_YOUR INSTRUCTIONS:_
Copy out, word for word, the rows below from the one containing "status-badge: Open — [521, 220, 540, 229]" through the one containing "row-checkbox — [45, 244, 53, 252]", both of those included.
>>>
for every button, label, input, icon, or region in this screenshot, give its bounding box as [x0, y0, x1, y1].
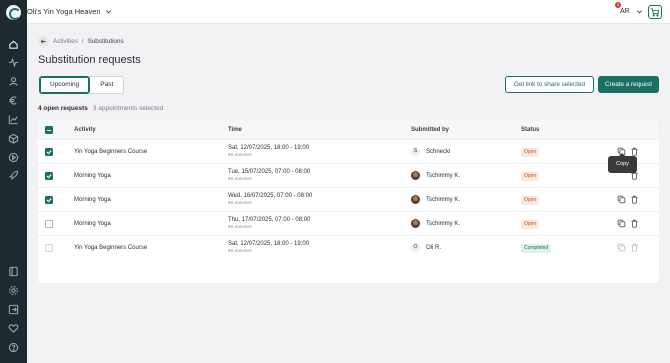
status-badge: Open — [521, 220, 540, 229]
table-header: Activity Time Submitted by Status — [38, 120, 659, 140]
euro-icon[interactable] — [8, 95, 19, 106]
submitter-name: Oli R. — [426, 245, 441, 251]
chevron-down-icon — [636, 8, 643, 15]
selected-count: 3 appointments selected — [92, 105, 164, 112]
select-all-checkbox[interactable] — [45, 126, 53, 134]
studio-name: Oli's Yin Yoga Heaven — [27, 7, 101, 16]
create-request-button[interactable]: Create a request — [598, 76, 659, 93]
tab-group: Upcoming Past — [39, 76, 125, 94]
tab-past[interactable]: Past — [90, 76, 125, 94]
status-badge: Open — [521, 172, 540, 181]
page-title: Substitution requests — [38, 54, 141, 66]
row-checkbox — [45, 244, 53, 252]
header-submitted-by: Submitted by — [411, 127, 450, 133]
row-checkbox[interactable] — [45, 220, 53, 228]
activity-name: Morning Yoga — [74, 197, 111, 203]
avatar: O — [411, 243, 420, 252]
submitter-name: Tschimmy K. — [426, 173, 461, 179]
copy-icon[interactable] — [617, 195, 626, 204]
studio-switcher[interactable]: Oli's Yin Yoga Heaven — [27, 7, 112, 16]
activity-name: Yin Yoga Beginners Course — [74, 245, 148, 251]
user-initials: AR — [620, 8, 630, 15]
play-circle-icon[interactable] — [8, 152, 19, 163]
heart-icon[interactable] — [8, 323, 19, 334]
status-badge: Completed — [521, 244, 552, 253]
time-range: Sat, 12/07/2025, 18:00 - 19:00 — [228, 241, 310, 247]
requests-table: Activity Time Submitted by Status Yin Yo… — [38, 120, 659, 283]
table-row[interactable]: Yin Yoga Beginners Course Sat, 12/07/202… — [38, 139, 659, 163]
back-button[interactable] — [38, 36, 49, 47]
breadcrumb-activities[interactable]: Activities — [53, 38, 78, 45]
app-logo[interactable] — [6, 5, 21, 20]
row-checkbox[interactable] — [45, 196, 53, 204]
trash-icon[interactable] — [630, 219, 639, 228]
book-icon[interactable] — [8, 266, 19, 277]
duration: 60 minutes — [228, 225, 252, 230]
activity-name: Yin Yoga Beginners Course — [74, 149, 148, 155]
rocket-icon[interactable] — [8, 170, 19, 181]
activity-name: Morning Yoga — [74, 173, 111, 179]
time-range: Wed, 16/07/2025, 07:00 - 08:00 — [228, 193, 313, 199]
sidebar — [0, 0, 27, 363]
time-range: Thu, 17/07/2025, 07:00 - 08:00 — [228, 217, 311, 223]
avatar — [411, 195, 420, 204]
chart-icon[interactable] — [8, 114, 19, 125]
trash-icon[interactable] — [630, 195, 639, 204]
time-range: Sat, 12/07/2025, 18:00 - 19:00 — [228, 145, 310, 151]
copy-icon — [617, 243, 626, 252]
home-icon[interactable] — [8, 39, 19, 50]
header-activity: Activity — [74, 127, 96, 133]
activity-name: Morning Yoga — [74, 221, 111, 227]
status-badge: Open — [521, 148, 540, 157]
breadcrumb: Activities / Substitutions — [53, 38, 124, 45]
avatar — [411, 219, 420, 228]
selection-summary: 4 open requests 3 appointments selected — [38, 105, 163, 112]
status-badge: Open — [521, 196, 540, 205]
table-row[interactable]: Morning Yoga Tue, 15/07/2025, 07:00 - 08… — [38, 163, 659, 187]
duration: 60 minutes — [228, 201, 252, 206]
settings-icon[interactable] — [8, 285, 19, 296]
activity-icon[interactable] — [8, 57, 19, 68]
help-icon[interactable] — [8, 342, 19, 353]
share-link-button[interactable]: Get link to share selected — [505, 76, 594, 93]
top-bar: Oli's Yin Yoga Heaven 1 AR — [27, 0, 670, 24]
breadcrumb-current: Substitutions — [87, 38, 124, 45]
chevron-down-icon — [105, 8, 112, 15]
row-checkbox[interactable] — [45, 148, 53, 156]
time-range: Tue, 15/07/2025, 07:00 - 08:00 — [228, 169, 311, 175]
main-content: Activities / Substitutions Substitution … — [27, 25, 670, 363]
cart-icon[interactable] — [648, 5, 662, 19]
header-status: Status — [521, 127, 540, 133]
open-count: 4 open requests — [38, 105, 88, 112]
header-time: Time — [228, 127, 242, 133]
table-row[interactable]: Morning Yoga Thu, 17/07/2025, 07:00 - 08… — [38, 211, 659, 235]
users-icon[interactable] — [8, 76, 19, 87]
trash-icon[interactable] — [630, 147, 639, 156]
submitter-name: Schnecki — [426, 149, 451, 155]
box-icon[interactable] — [8, 133, 19, 144]
row-checkbox[interactable] — [45, 172, 53, 180]
submitter-name: Tschimmy K. — [426, 197, 461, 203]
trash-icon — [630, 243, 639, 252]
table-row[interactable]: Yin Yoga Beginners Course Sat, 12/07/202… — [38, 235, 659, 259]
export-icon[interactable] — [8, 304, 19, 315]
avatar — [411, 171, 420, 180]
duration: 60 minutes — [228, 249, 252, 254]
breadcrumb-separator: / — [81, 38, 84, 45]
submitter-name: Tschimmy K. — [426, 221, 461, 227]
copy-tooltip: Copy — [608, 153, 637, 173]
copy-icon[interactable] — [617, 219, 626, 228]
tab-upcoming[interactable]: Upcoming — [39, 76, 91, 94]
table-row[interactable]: Morning Yoga Wed, 16/07/2025, 07:00 - 08… — [38, 187, 659, 211]
duration: 60 minutes — [228, 153, 252, 158]
avatar: S — [411, 147, 420, 156]
user-menu[interactable]: AR — [620, 8, 643, 15]
duration: 60 minutes — [228, 177, 252, 182]
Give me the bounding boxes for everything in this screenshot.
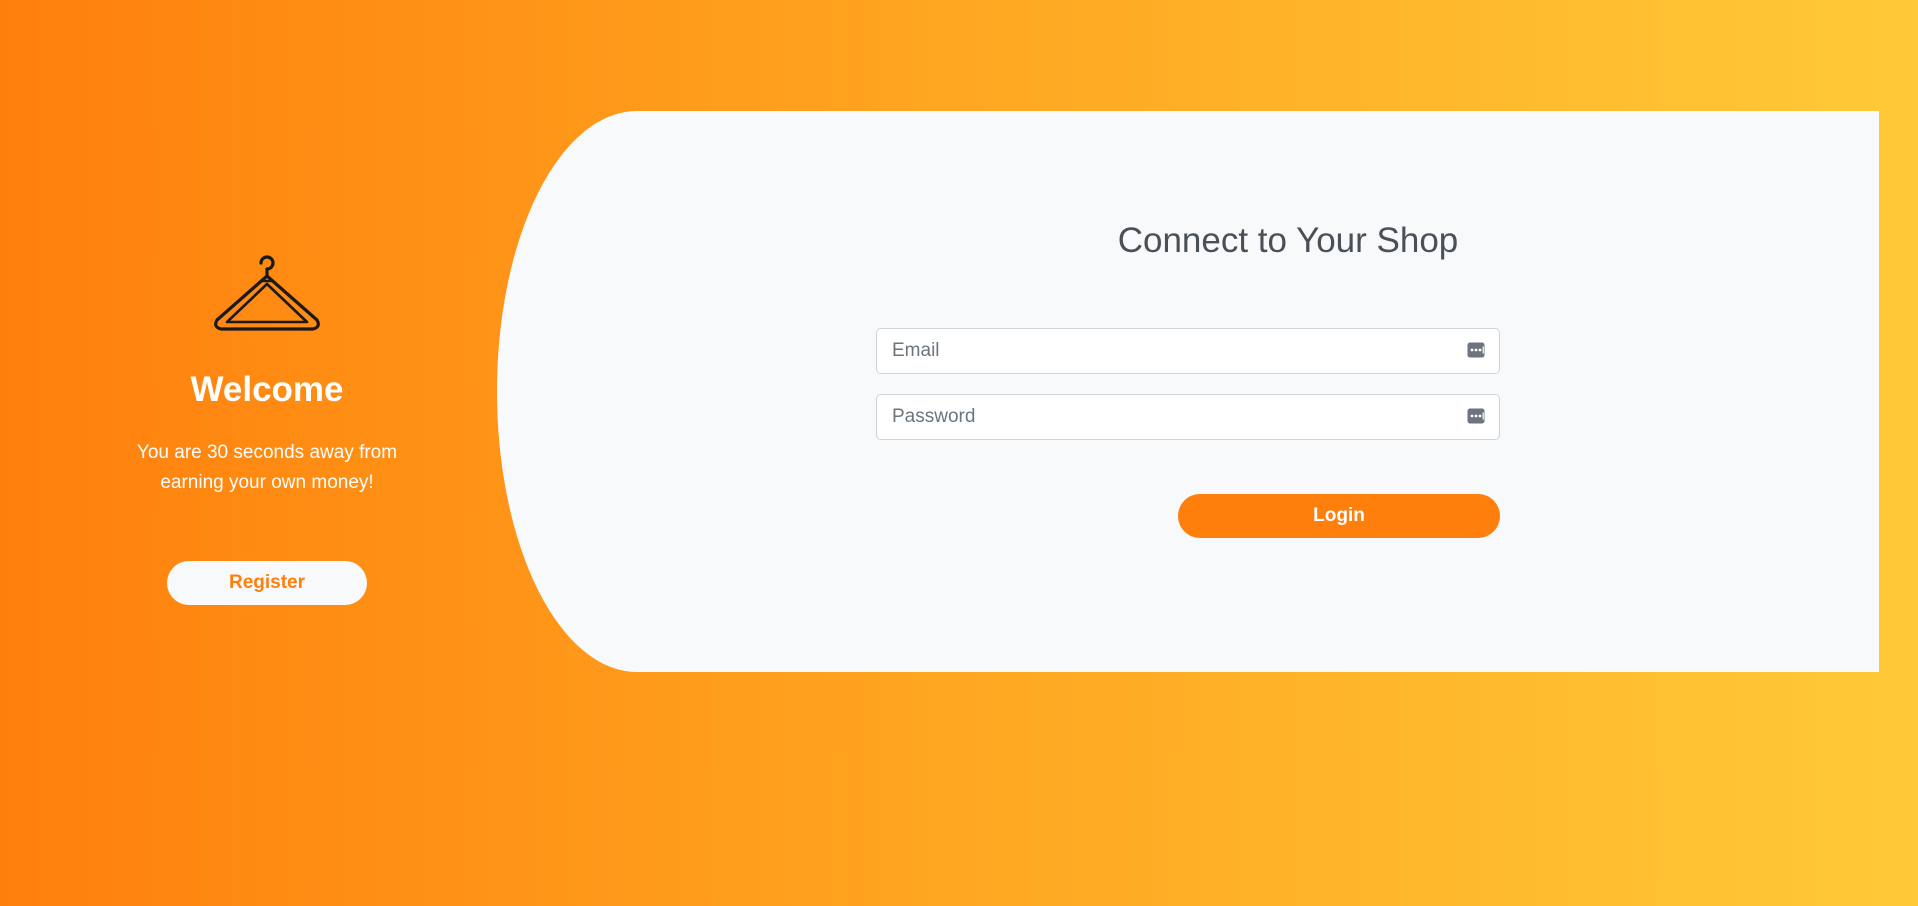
<<<
_REPLY:_
status-badge: Open — [521, 220, 540, 229]
table-header: Activity Time Submitted by Status — [38, 120, 659, 140]
euro-icon[interactable] — [8, 95, 19, 106]
submitter-name: Oli R. — [426, 245, 441, 251]
chevron-down-icon — [636, 8, 643, 15]
selected-count: 3 appointments selected — [92, 105, 164, 112]
select-all-checkbox[interactable] — [45, 126, 53, 134]
studio-name: Oli's Yin Yoga Heaven — [27, 7, 101, 16]
create-request-button[interactable]: Create a request — [598, 76, 659, 93]
tab-group: Upcoming Past — [39, 76, 125, 94]
tab-past[interactable]: Past — [90, 76, 125, 94]
status-badge: Open — [521, 172, 540, 181]
page-title: Substitution requests — [38, 54, 141, 66]
row-checkbox — [45, 244, 53, 252]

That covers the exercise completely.